◆ Set problem
Output every line of the records below as a JSON list of strings, one string per line, leaving out blank lines.

## start Exercise materials

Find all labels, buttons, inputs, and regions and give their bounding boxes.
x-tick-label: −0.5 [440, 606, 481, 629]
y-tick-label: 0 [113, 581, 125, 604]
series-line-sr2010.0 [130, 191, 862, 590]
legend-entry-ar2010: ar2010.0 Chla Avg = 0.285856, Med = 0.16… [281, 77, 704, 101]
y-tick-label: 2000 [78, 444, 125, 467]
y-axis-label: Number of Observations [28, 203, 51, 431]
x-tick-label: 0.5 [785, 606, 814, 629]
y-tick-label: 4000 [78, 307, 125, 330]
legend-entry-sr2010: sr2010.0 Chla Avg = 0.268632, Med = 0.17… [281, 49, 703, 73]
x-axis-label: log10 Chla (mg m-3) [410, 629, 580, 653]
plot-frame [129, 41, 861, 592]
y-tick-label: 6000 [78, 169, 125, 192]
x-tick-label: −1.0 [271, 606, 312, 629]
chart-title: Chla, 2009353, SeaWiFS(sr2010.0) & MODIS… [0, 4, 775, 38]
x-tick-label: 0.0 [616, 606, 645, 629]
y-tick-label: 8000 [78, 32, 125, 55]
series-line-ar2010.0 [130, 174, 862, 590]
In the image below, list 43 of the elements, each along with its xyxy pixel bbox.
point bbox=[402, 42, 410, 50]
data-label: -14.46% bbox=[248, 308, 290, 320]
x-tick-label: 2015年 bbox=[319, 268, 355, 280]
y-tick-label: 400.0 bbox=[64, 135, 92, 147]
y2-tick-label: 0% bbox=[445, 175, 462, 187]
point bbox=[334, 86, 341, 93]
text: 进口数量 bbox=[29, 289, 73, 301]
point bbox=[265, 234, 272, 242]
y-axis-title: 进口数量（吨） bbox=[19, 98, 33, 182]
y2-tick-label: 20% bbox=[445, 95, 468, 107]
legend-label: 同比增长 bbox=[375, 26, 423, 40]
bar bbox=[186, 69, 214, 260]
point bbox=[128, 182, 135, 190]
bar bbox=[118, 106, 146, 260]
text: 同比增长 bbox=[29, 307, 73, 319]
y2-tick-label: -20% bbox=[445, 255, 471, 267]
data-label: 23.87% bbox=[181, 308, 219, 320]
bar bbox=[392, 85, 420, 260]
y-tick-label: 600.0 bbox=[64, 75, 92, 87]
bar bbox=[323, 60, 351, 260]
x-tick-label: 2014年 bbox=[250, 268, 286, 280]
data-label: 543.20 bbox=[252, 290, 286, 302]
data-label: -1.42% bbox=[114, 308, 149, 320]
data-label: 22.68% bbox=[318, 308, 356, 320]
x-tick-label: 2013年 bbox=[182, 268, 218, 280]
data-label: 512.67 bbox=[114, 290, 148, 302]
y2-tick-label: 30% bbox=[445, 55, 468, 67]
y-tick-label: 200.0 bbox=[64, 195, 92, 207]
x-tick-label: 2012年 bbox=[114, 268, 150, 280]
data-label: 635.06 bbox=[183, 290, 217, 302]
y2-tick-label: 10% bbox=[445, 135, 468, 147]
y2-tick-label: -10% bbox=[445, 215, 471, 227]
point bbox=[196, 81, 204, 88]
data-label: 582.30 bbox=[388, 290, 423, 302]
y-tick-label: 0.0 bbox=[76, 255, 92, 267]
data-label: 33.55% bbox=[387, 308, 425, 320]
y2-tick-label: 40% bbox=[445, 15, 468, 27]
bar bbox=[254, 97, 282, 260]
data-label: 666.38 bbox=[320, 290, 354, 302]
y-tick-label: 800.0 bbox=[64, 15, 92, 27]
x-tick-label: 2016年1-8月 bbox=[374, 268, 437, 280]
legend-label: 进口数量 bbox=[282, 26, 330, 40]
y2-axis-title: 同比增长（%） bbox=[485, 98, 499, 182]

## end Exercise materials

◆ Output of the task
[
  "Find all labels, buttons, inputs, and regions and give their bounding boxes.",
  "x-tick-label: −0.5 [440, 606, 481, 629]",
  "y-tick-label: 0 [113, 581, 125, 604]",
  "series-line-sr2010.0 [130, 191, 862, 590]",
  "legend-entry-ar2010: ar2010.0 Chla Avg = 0.285856, Med = 0.16… [281, 77, 704, 101]",
  "y-tick-label: 2000 [78, 444, 125, 467]",
  "y-axis-label: Number of Observations [28, 203, 51, 431]",
  "x-tick-label: 0.5 [785, 606, 814, 629]",
  "y-tick-label: 4000 [78, 307, 125, 330]",
  "legend-entry-sr2010: sr2010.0 Chla Avg = 0.268632, Med = 0.17… [281, 49, 703, 73]",
  "x-axis-label: log10 Chla (mg m-3) [410, 629, 580, 653]",
  "plot-frame [129, 41, 861, 592]",
  "y-tick-label: 6000 [78, 169, 125, 192]",
  "x-tick-label: −1.0 [271, 606, 312, 629]",
  "chart-title: Chla, 2009353, SeaWiFS(sr2010.0) & MODIS… [0, 4, 775, 38]",
  "x-tick-label: 0.0 [616, 606, 645, 629]",
  "y-tick-label: 8000 [78, 32, 125, 55]",
  "series-line-ar2010.0 [130, 174, 862, 590]",
  "In the image below, list 43 of the elements, each along with its xyxy pixel bbox.",
  "point bbox=[402, 42, 410, 50]",
  "data-label: -14.46% bbox=[248, 308, 290, 320]",
  "x-tick-label: 2015年 bbox=[319, 268, 355, 280]",
  "y-tick-label: 400.0 bbox=[64, 135, 92, 147]",
  "y2-tick-label: 0% bbox=[445, 175, 462, 187]",
  "point bbox=[334, 86, 341, 93]",
  "text: 进口数量 bbox=[29, 289, 73, 301]",
  "point bbox=[265, 234, 272, 242]",
  "y-axis-title: 进口数量（吨） bbox=[19, 98, 33, 182]",
  "y2-tick-label: 20% bbox=[445, 95, 468, 107]",
  "legend-label: 同比增长 bbox=[375, 26, 423, 40]",
  "bar bbox=[186, 69, 214, 260]",
  "point bbox=[128, 182, 135, 190]",
  "bar bbox=[118, 106, 146, 260]",
  "text: 同比增长 bbox=[29, 307, 73, 319]",
  "y2-tick-label: -20% bbox=[445, 255, 471, 267]",
  "data-label: 23.87% bbox=[181, 308, 219, 320]",
  "bar bbox=[392, 85, 420, 260]",
  "y-tick-label: 600.0 bbox=[64, 75, 92, 87]",
  "bar bbox=[323, 60, 351, 260]",
  "x-tick-label: 2014年 bbox=[250, 268, 286, 280]",
  "data-label: 543.20 bbox=[252, 290, 286, 302]",
  "data-label: -1.42% bbox=[114, 308, 149, 320]",
  "data-label: 22.68% bbox=[318, 308, 356, 320]",
  "x-tick-label: 2013年 bbox=[182, 268, 218, 280]",
  "data-label: 512.67 bbox=[114, 290, 148, 302]",
  "y2-tick-label: 30% bbox=[445, 55, 468, 67]",
  "y-tick-label: 200.0 bbox=[64, 195, 92, 207]",
  "x-tick-label: 2012年 bbox=[114, 268, 150, 280]",
  "data-label: 635.06 bbox=[183, 290, 217, 302]",
  "y2-tick-label: 10% bbox=[445, 135, 468, 147]",
  "y2-tick-label: -10% bbox=[445, 215, 471, 227]",
  "point bbox=[196, 81, 204, 88]",
  "data-label: 582.30 bbox=[388, 290, 423, 302]",
  "y-tick-label: 0.0 bbox=[76, 255, 92, 267]",
  "data-label: 33.55% bbox=[387, 308, 425, 320]",
  "y2-tick-label: 40% bbox=[445, 15, 468, 27]",
  "bar bbox=[254, 97, 282, 260]",
  "data-label: 666.38 bbox=[320, 290, 354, 302]",
  "y-tick-label: 800.0 bbox=[64, 15, 92, 27]",
  "x-tick-label: 2016年1-8月 bbox=[374, 268, 437, 280]",
  "legend-label: 进口数量 bbox=[282, 26, 330, 40]",
  "y2-axis-title: 同比增长（%） bbox=[485, 98, 499, 182]"
]